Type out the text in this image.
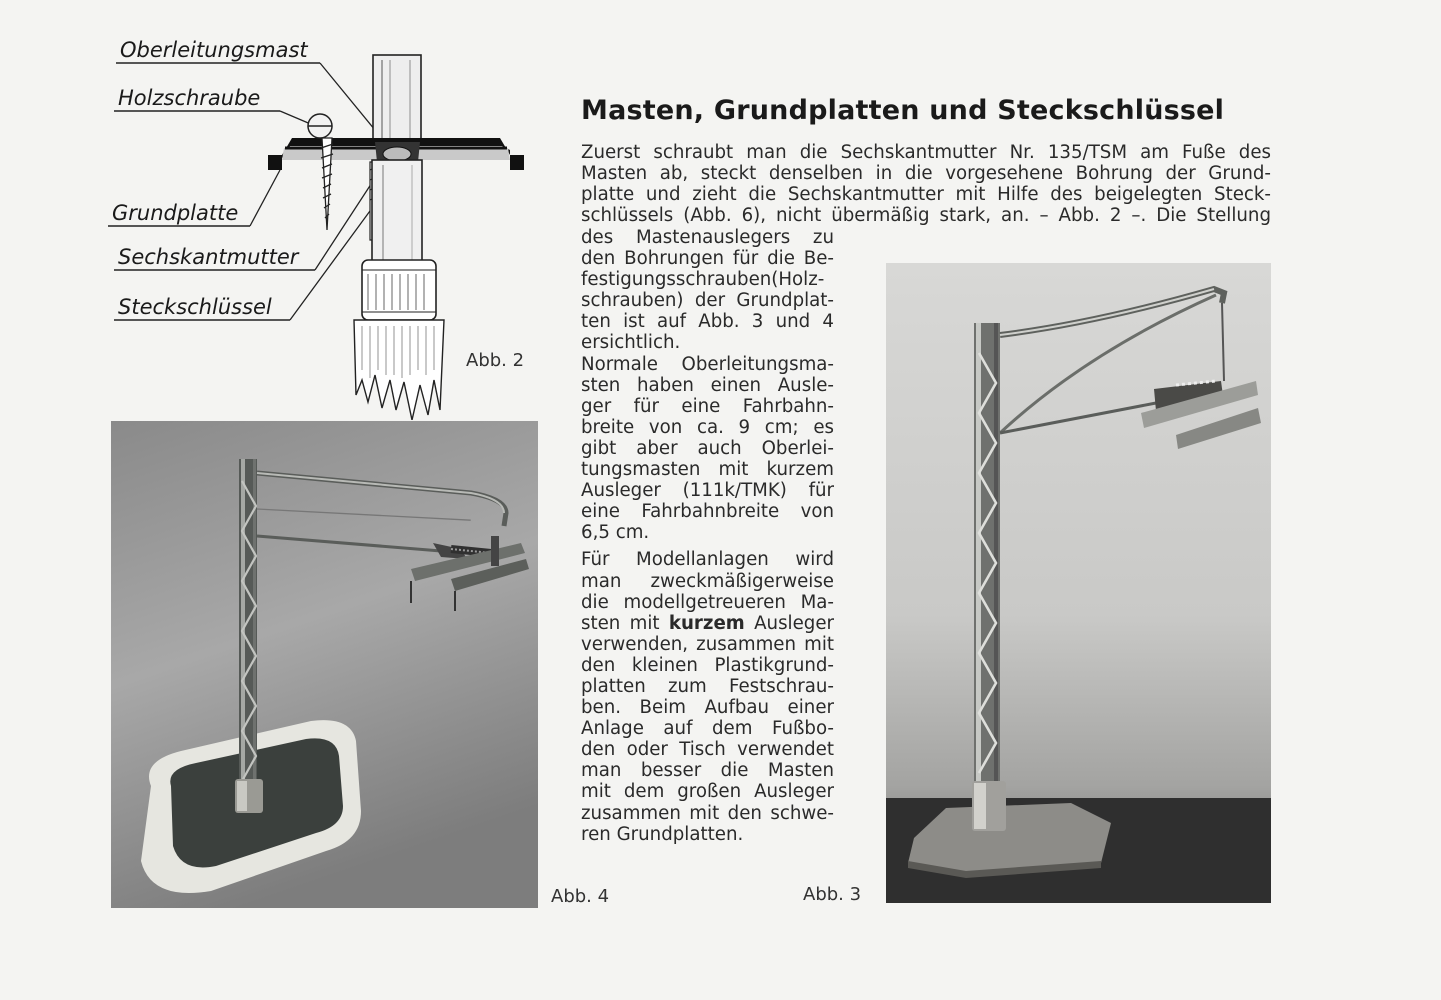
Oberleitungsmast
Holzschraube
Grundplatte
Sechskantmutter
Steckschlüssel
Abb. 2
Masten, Grundplatten und Steckschlüssel
Zuerst schraubt man die Sechskantmutter Nr. 135/TSM am Fuße des
Masten ab, steckt denselben in die vorgesehene Bohrung der Grund-
platte und zieht die Sechskantmutter mit Hilfe des beigelegten Steck-
schlüssels (Abb. 6), nicht übermäßig stark, an. – Abb. 2 –. Die Stellung
des Mastenauslegers zu
den Bohrungen für die Be-
festigungsschrauben(Holz-
schrauben) der Grundplat-
ten ist auf Abb. 3 und 4
ersichtlich.
Normale Oberleitungsma-
sten haben einen Ausle-
ger für eine Fahrbahn-
breite von ca. 9 cm; es
gibt aber auch Oberlei-
tungsmasten mit kurzem
Ausleger (111k/TMK) für
eine Fahrbahnbreite von
6,5 cm.
Für Modellanlagen wird
man zweckmäßigerweise
die modellgetreueren Ma-
sten mit kurzem Ausleger
verwenden, zusammen mit
den kleinen Plastikgrund-
platten zum Festschrau-
ben. Beim Aufbau einer
Anlage auf dem Fußbo-
den oder Tisch verwendet
man besser die Masten
mit dem großen Ausleger
zusammen mit den schwe-
ren Grundplatten.
Abb. 4	Abb. 3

### Written exercise:
In the copy, include all records verbatim but no images.

### Solution below:
Type out the text in this image.
Oberleitungsmast
Holzschraube
Grundplatte
Sechskantmutter
Steckschlüssel
Abb. 2
Masten, Grundplatten und Steckschlüssel
Zuerst schraubt man die Sechskantmutter Nr. 135/TSM am Fuße des
Masten ab, steckt denselben in die vorgesehene Bohrung der Grund-
platte und zieht die Sechskantmutter mit Hilfe des beigelegten Steck-
schlüssels (Abb. 6), nicht übermäßig stark, an. – Abb. 2 –. Die Stellung
des Mastenauslegers zu
den Bohrungen für die Be-
festigungsschrauben(Holz-
schrauben) der Grundplat-
ten ist auf Abb. 3 und 4
ersichtlich.
Normale Oberleitungsma-
sten haben einen Ausle-
ger für eine Fahrbahn-
breite von ca. 9 cm; es
gibt aber auch Oberlei-
tungsmasten mit kurzem
Ausleger (111k/TMK) für
eine Fahrbahnbreite von
6,5 cm.
Für Modellanlagen wird
man zweckmäßigerweise
die modellgetreueren Ma-
sten mit kurzem Ausleger
verwenden, zusammen mit
den kleinen Plastikgrund-
platten zum Festschrau-
ben. Beim Aufbau einer
Anlage auf dem Fußbo-
den oder Tisch verwendet
man besser die Masten
mit dem großen Ausleger
zusammen mit den schwe-
ren Grundplatten.
Abb. 4	Abb. 3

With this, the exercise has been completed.